• [Quoted text]

Baron Michelham (verbally Lord) , of Hellingly in the County of Sussex, was a title in the Peerage of the United Kingdom. It was created on 28 December 1905 for the banker, businessman and philanthropist Sir Herbert Stern, 1st Baronet. He was head of the firm Herbert Stern & Co. Stern had already been created a Baronet, of Strawberry Hill in the Parish of Twickenham and County of Middlesex, in the Baronetage of the United Kingdom on 31 July 1905. Apart from his British titles he was also a Baron in the Portuguese nobility, a title inherited from his father Baron Hermann de Stern. Lord Michelham was succeeded by his eldest son, the second Baron. His younger brother died before him and on his death in 1984 the titles became extinct.

• [Items]
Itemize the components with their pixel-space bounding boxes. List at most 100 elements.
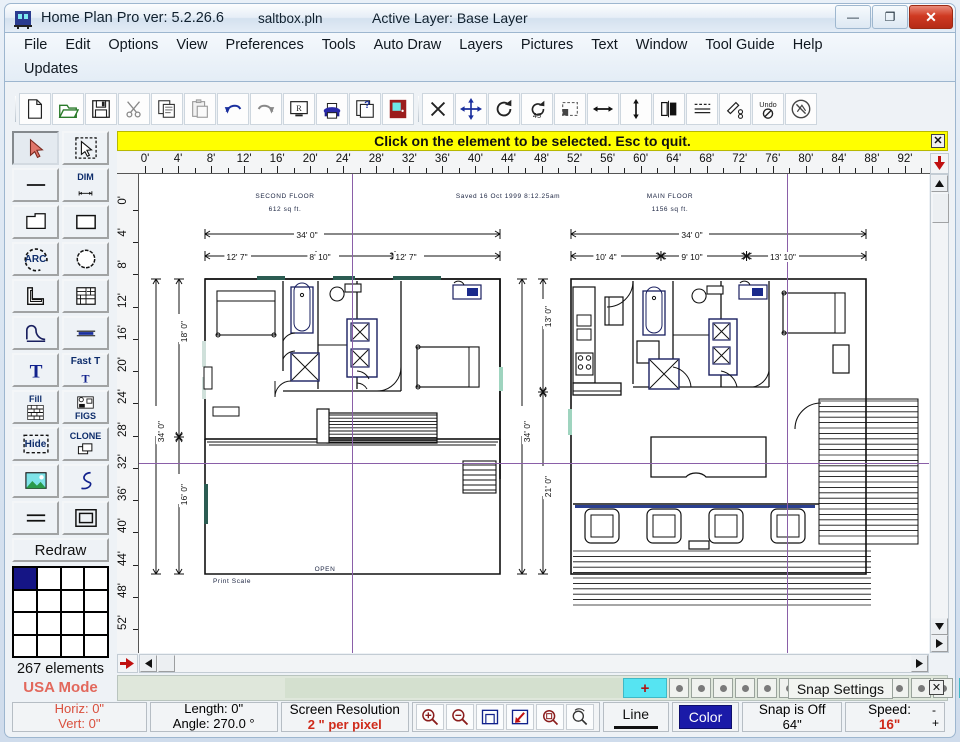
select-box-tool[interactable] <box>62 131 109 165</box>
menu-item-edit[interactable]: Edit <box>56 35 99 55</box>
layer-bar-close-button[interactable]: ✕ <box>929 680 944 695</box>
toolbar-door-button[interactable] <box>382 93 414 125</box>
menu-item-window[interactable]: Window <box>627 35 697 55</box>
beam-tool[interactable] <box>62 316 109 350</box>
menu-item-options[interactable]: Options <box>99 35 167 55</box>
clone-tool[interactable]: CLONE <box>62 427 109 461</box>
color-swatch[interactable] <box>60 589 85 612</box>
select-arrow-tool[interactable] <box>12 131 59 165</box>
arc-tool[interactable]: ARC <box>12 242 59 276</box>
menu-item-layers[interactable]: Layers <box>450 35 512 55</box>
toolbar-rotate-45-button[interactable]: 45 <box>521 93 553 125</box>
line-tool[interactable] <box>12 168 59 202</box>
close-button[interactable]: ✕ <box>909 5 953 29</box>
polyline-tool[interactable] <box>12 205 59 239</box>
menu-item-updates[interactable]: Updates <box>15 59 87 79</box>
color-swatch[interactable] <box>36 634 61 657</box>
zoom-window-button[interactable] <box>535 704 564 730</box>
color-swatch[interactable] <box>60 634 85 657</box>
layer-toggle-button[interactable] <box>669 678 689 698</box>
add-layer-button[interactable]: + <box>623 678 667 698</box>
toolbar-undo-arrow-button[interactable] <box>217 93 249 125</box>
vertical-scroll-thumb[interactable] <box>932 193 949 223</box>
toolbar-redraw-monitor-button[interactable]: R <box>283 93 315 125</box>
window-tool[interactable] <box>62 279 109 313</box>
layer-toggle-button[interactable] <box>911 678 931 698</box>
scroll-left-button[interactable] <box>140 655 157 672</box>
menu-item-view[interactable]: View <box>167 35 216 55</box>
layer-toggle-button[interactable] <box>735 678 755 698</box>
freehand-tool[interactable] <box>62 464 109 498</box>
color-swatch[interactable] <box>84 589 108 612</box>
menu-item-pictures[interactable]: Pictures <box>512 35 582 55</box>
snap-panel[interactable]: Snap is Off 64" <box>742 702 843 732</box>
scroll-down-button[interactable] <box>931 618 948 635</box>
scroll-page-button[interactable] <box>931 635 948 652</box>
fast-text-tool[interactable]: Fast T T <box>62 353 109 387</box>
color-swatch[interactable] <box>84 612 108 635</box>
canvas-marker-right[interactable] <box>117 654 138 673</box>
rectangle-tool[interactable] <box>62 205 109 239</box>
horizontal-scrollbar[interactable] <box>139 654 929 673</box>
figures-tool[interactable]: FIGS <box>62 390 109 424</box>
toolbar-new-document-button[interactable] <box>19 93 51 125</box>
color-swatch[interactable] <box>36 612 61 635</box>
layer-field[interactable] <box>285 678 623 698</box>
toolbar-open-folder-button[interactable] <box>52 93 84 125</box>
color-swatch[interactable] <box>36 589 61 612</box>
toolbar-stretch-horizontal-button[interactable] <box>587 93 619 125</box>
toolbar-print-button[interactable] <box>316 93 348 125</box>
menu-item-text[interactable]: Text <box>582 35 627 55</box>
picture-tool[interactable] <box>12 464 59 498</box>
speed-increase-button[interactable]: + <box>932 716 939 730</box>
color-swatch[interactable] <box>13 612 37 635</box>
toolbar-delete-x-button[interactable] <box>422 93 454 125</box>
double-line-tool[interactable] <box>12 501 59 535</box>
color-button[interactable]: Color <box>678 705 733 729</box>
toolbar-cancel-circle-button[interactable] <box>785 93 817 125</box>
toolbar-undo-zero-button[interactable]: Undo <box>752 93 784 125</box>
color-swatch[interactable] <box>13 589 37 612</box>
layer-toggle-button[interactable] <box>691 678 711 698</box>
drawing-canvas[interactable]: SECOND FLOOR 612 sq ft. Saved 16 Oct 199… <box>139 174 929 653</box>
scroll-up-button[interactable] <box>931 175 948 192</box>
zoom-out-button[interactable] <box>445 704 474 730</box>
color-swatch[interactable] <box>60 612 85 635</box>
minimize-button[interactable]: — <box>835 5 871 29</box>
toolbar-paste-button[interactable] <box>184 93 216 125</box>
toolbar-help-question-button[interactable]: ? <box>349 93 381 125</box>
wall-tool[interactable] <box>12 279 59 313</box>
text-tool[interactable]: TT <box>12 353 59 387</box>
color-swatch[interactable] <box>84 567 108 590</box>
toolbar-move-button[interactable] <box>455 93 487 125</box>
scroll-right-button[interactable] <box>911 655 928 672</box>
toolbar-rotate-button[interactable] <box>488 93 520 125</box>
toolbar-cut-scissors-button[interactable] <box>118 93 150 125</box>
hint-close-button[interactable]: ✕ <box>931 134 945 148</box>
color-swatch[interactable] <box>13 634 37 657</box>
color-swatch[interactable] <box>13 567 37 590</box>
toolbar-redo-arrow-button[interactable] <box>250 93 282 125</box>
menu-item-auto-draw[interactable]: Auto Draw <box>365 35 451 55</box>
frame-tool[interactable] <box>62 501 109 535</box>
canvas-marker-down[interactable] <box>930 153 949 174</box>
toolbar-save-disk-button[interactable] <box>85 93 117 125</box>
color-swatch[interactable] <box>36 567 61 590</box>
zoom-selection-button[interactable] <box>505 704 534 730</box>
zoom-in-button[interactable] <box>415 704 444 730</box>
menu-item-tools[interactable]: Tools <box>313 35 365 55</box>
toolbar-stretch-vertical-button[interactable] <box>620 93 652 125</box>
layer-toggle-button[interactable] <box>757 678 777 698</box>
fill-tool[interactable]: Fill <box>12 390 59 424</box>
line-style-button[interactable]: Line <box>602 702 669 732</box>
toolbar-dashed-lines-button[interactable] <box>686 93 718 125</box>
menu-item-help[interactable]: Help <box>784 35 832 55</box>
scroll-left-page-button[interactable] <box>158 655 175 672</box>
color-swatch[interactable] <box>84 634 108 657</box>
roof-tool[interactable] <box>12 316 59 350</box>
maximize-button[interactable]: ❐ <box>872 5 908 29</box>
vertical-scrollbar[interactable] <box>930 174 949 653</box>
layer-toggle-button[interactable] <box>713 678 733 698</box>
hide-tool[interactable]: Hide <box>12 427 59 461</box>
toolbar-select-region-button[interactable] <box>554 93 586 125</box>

--

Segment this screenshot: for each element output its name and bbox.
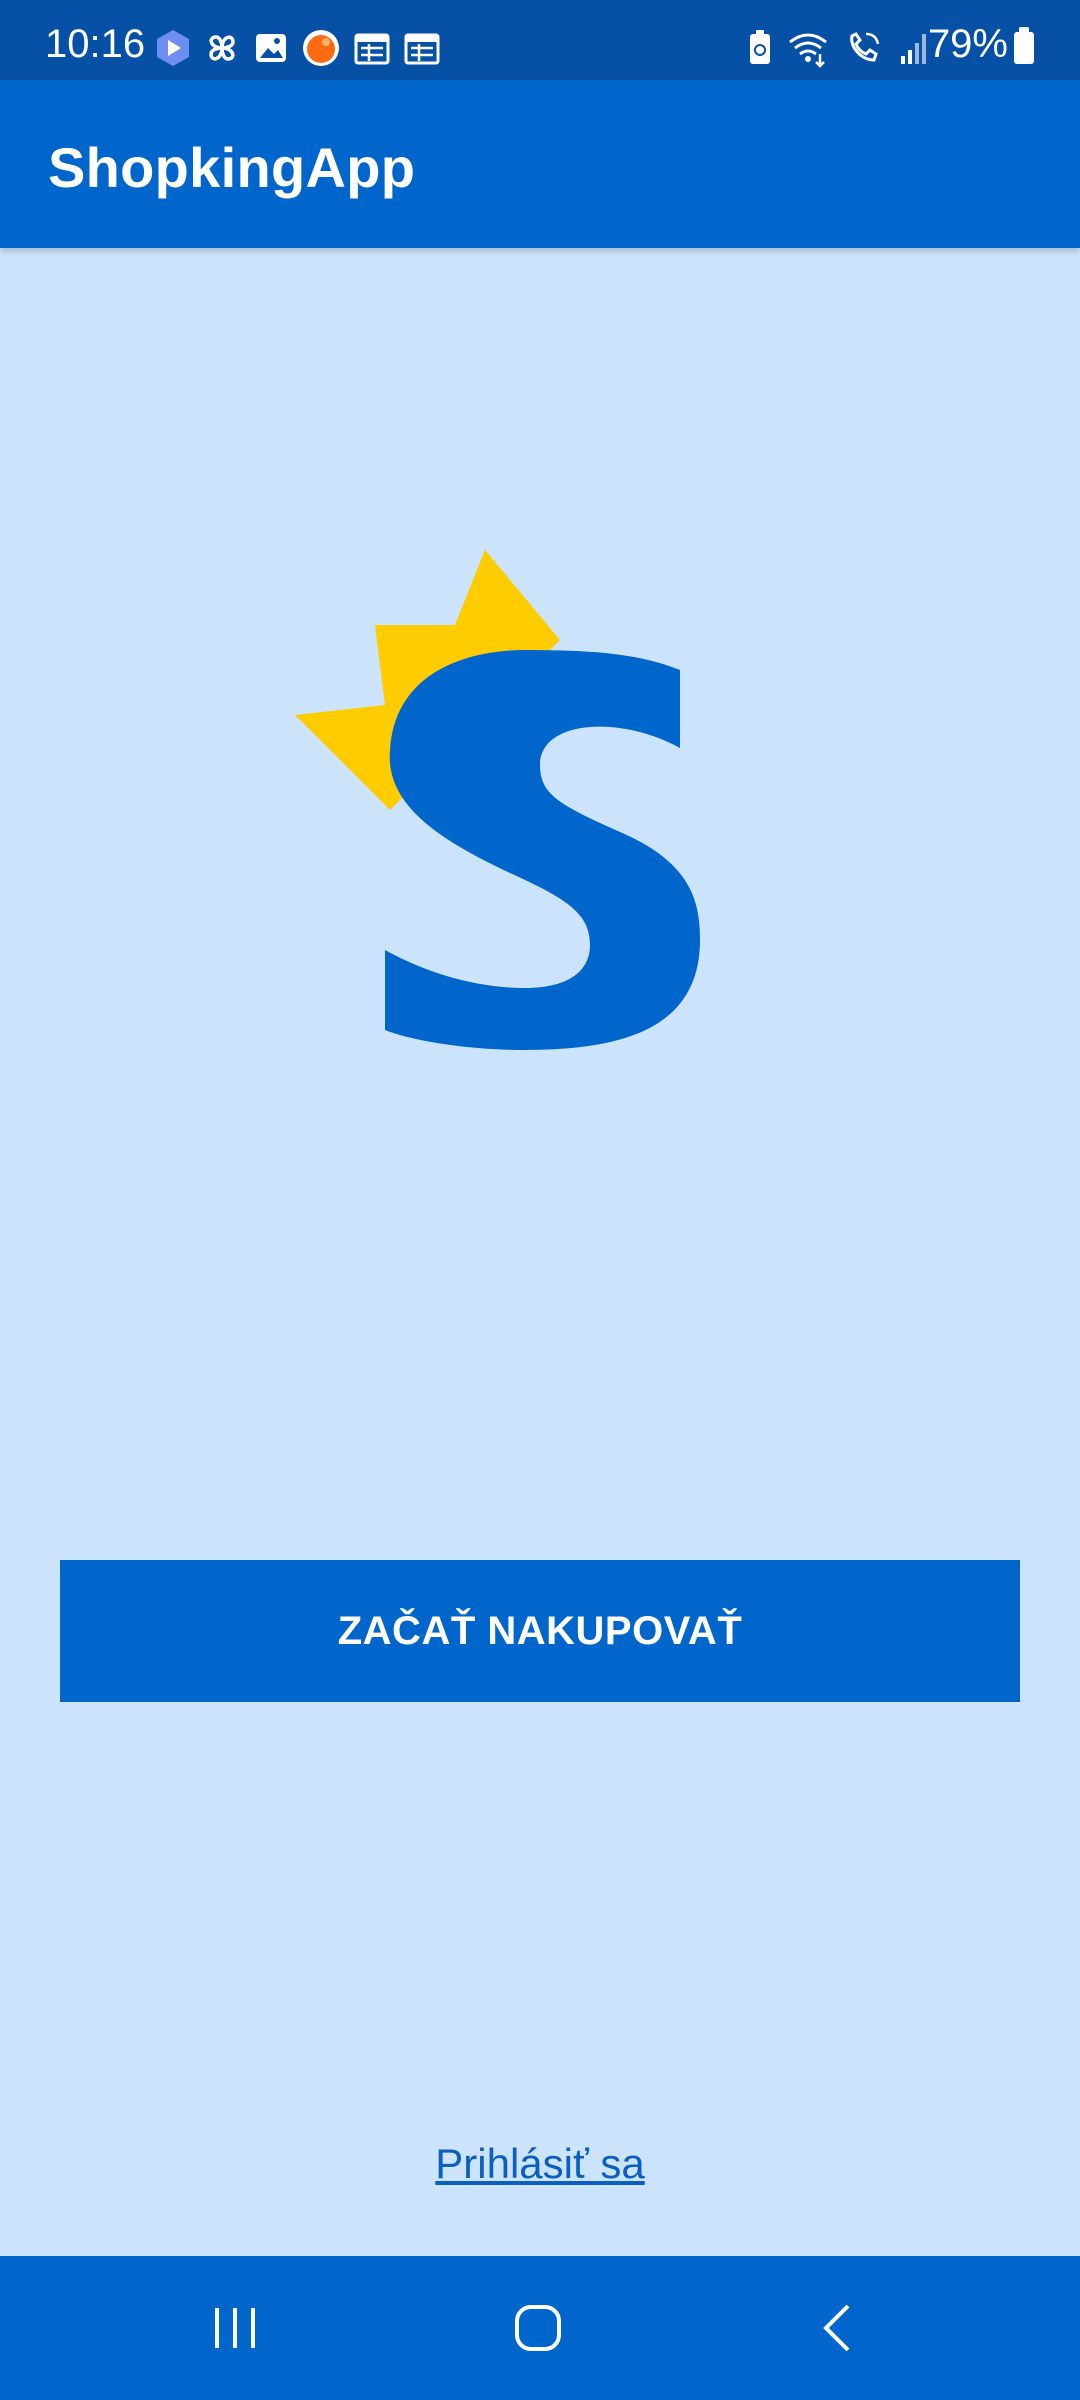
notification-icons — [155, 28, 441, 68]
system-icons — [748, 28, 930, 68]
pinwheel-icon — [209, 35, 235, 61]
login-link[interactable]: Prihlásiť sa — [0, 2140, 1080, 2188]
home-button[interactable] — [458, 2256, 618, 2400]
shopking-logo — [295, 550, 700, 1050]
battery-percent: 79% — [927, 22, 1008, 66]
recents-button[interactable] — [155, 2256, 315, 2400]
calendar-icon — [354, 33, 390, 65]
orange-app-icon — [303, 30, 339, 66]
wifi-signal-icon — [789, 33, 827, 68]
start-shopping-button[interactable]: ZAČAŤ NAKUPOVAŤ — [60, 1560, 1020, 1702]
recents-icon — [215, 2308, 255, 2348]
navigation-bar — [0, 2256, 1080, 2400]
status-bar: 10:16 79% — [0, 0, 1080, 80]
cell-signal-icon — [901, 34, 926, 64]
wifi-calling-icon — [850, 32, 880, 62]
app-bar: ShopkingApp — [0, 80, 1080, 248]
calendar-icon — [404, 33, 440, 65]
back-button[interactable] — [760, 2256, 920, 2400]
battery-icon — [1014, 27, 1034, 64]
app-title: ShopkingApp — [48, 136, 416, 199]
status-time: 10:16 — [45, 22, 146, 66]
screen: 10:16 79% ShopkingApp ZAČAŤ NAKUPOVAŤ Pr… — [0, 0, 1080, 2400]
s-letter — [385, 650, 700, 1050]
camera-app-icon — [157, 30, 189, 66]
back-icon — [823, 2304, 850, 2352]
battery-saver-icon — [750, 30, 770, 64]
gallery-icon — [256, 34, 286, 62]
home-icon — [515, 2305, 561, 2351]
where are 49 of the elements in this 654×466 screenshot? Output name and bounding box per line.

• [Set exercise] According to the text on Baron Michelham, on what date was the title created? Nothing in the lines is needed here.

• [Written response] 28 December 1905.